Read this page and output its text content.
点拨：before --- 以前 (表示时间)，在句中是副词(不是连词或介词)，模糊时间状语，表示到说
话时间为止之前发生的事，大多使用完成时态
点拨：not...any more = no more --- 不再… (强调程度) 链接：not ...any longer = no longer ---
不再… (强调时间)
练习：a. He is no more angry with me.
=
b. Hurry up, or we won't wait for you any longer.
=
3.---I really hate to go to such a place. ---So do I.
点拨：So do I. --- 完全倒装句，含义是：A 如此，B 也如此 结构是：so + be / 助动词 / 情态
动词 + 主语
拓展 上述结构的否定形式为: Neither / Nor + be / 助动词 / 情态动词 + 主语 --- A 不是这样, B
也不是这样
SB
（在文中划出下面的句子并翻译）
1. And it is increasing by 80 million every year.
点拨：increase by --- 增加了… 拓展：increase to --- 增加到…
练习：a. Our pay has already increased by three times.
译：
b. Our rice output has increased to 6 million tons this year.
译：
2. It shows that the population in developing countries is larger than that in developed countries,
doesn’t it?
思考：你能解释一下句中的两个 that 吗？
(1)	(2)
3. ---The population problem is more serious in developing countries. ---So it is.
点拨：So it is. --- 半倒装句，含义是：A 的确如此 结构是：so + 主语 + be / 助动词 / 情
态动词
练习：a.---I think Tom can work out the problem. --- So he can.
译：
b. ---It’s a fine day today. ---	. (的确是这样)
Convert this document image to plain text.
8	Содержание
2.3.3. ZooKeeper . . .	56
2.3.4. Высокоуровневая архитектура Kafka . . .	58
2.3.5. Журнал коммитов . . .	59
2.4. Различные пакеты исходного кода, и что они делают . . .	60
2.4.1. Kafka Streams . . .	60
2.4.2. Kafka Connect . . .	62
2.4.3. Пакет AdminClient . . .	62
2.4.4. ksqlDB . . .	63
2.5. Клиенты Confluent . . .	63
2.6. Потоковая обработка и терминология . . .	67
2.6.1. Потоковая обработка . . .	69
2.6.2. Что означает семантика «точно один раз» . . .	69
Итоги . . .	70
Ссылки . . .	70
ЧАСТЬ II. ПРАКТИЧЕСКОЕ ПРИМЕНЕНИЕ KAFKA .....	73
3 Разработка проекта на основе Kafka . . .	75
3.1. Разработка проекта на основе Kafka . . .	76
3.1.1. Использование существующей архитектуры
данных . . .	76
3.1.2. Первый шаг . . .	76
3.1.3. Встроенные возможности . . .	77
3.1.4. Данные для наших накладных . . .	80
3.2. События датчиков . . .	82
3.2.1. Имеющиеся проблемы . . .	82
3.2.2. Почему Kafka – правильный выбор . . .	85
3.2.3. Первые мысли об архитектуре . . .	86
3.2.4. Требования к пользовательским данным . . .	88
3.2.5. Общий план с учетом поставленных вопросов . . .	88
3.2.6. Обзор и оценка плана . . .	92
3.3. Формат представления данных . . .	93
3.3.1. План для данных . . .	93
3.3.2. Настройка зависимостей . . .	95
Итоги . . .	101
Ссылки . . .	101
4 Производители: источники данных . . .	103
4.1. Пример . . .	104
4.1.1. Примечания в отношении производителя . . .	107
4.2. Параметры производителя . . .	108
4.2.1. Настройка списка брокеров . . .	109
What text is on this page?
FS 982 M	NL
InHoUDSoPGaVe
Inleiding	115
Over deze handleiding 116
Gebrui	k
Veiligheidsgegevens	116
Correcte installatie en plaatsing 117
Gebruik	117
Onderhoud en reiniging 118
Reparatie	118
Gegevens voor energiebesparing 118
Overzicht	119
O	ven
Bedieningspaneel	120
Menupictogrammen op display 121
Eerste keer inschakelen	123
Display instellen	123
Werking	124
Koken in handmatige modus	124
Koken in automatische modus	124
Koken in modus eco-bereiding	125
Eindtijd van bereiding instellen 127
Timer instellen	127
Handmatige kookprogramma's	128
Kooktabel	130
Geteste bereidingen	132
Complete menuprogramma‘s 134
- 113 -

------------------------------------------------------------

Your task is to return, exactly and on their own, the lines from the one containing "What text is on this page?" through the last line of the listing.

What text is on this page?
FS 982 M	NL
InHoUDSoPGaVe
Inleiding	115
Over deze handleiding 116
Gebrui	k
Veiligheidsgegevens	116
Correcte installatie en plaatsing 117
Gebruik	117
Onderhoud en reiniging 118
Reparatie	118
Gegevens voor energiebesparing 118
Overzicht	119
O	ven
Bedieningspaneel	120
Menupictogrammen op display 121
Eerste keer inschakelen	123
Display instellen	123
Werking	124
Koken in handmatige modus	124
Koken in automatische modus	124
Koken in modus eco-bereiding	125
Eindtijd van bereiding instellen 127
Timer instellen	127
Handmatige kookprogramma's	128
Kooktabel	130
Geteste bereidingen	132
Complete menuprogramma‘s 134
- 113 -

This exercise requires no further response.